* **Work to be completed**
Each line containing the word "more" needs to be copied.

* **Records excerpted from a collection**
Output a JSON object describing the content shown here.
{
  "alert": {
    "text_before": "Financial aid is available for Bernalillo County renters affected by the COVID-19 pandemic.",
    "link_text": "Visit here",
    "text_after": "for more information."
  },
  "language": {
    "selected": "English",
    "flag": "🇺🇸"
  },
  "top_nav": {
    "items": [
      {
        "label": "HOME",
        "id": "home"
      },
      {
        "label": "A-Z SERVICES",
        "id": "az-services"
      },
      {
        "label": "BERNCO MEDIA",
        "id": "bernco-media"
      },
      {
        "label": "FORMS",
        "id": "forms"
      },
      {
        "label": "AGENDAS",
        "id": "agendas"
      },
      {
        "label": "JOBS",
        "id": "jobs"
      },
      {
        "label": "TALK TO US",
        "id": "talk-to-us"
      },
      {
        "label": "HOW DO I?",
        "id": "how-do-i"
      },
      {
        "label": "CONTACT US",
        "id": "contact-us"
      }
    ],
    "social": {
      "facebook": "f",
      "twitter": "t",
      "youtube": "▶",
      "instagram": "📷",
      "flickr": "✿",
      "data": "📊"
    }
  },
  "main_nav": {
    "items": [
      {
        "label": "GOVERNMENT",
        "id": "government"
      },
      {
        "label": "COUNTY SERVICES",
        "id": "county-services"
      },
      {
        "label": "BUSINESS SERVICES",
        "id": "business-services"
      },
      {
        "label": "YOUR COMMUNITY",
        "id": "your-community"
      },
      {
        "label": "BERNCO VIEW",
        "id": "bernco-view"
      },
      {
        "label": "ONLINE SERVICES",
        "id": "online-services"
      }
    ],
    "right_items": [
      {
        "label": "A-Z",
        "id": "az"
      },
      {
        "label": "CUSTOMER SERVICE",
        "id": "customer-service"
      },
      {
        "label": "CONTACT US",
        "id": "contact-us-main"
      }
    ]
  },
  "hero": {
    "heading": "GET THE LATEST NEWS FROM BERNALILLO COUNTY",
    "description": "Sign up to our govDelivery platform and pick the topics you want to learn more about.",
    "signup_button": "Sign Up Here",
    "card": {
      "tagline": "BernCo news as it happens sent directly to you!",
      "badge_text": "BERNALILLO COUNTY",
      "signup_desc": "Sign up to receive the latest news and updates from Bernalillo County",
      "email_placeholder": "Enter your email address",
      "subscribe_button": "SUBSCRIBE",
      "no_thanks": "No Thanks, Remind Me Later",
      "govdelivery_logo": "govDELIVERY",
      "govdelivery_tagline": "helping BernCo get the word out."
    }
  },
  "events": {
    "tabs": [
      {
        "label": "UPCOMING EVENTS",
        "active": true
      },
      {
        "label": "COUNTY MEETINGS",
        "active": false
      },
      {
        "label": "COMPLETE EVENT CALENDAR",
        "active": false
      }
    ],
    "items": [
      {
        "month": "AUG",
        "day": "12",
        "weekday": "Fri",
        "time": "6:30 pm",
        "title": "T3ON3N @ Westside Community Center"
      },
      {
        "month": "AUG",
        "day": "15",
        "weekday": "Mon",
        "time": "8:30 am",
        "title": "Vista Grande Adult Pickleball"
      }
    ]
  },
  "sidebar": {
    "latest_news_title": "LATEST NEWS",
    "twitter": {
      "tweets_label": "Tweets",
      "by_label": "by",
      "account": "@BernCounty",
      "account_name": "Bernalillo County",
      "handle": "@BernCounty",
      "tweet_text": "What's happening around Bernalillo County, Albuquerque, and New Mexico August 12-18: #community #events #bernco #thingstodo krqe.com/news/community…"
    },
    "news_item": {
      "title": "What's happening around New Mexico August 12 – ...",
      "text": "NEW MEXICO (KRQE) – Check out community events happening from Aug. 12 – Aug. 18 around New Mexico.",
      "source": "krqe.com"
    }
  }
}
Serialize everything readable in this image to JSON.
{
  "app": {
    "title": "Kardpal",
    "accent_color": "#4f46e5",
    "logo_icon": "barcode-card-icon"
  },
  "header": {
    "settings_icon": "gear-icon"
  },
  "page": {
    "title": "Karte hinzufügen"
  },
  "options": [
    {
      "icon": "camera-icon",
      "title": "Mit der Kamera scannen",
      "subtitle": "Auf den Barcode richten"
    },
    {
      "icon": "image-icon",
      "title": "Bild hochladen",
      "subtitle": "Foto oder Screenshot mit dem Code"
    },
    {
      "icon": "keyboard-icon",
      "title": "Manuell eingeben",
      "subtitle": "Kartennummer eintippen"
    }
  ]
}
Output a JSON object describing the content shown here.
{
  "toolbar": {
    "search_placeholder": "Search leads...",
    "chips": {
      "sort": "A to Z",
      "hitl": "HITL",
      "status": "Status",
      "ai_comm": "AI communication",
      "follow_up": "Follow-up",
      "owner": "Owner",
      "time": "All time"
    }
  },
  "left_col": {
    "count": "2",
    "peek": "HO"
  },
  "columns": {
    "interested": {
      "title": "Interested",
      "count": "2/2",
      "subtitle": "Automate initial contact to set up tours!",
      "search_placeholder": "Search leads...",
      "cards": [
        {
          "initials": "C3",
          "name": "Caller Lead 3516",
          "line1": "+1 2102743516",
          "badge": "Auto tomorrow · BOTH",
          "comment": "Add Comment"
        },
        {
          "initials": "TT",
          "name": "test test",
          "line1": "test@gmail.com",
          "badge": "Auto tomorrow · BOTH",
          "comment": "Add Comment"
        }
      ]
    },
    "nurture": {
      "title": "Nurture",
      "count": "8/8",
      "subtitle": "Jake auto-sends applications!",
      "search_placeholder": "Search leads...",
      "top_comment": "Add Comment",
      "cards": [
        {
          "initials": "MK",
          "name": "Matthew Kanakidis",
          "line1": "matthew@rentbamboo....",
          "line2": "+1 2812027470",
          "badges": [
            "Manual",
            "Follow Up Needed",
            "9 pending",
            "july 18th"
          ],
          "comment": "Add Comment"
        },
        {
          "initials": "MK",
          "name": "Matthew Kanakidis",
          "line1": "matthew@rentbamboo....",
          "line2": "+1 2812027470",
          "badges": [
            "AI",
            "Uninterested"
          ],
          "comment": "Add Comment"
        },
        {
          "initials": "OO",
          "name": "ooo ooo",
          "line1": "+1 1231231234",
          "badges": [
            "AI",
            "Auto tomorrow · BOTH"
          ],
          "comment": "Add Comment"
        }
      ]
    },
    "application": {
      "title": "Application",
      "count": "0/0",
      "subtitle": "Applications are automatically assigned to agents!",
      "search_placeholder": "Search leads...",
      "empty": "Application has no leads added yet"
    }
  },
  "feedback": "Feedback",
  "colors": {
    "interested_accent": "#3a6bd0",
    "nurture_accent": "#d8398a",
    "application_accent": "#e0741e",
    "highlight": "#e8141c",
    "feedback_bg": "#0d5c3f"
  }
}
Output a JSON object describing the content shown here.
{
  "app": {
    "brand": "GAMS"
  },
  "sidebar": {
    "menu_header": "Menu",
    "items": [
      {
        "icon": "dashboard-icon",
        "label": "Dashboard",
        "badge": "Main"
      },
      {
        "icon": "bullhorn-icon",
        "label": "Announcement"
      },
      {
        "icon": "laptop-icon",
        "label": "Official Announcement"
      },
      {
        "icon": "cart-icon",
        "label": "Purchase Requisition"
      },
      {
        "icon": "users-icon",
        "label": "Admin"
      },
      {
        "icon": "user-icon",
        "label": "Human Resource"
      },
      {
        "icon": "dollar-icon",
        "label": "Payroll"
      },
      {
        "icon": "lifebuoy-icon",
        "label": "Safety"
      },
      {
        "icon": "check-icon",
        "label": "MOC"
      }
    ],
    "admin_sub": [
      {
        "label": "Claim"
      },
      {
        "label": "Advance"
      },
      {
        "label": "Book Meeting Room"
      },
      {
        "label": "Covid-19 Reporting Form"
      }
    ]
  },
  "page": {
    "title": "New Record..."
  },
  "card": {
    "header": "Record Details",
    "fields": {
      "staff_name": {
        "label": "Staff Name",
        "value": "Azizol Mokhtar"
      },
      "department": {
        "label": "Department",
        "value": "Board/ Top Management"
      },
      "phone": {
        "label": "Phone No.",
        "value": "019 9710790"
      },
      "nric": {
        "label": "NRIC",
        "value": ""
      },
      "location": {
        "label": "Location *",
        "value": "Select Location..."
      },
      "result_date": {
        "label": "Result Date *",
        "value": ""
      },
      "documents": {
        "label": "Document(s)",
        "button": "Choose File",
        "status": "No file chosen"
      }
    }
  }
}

* **Solution for this task**
    "text_after": "for more information."
    "description": "Sign up to our govDelivery platform and pick the topics you want to learn more about.",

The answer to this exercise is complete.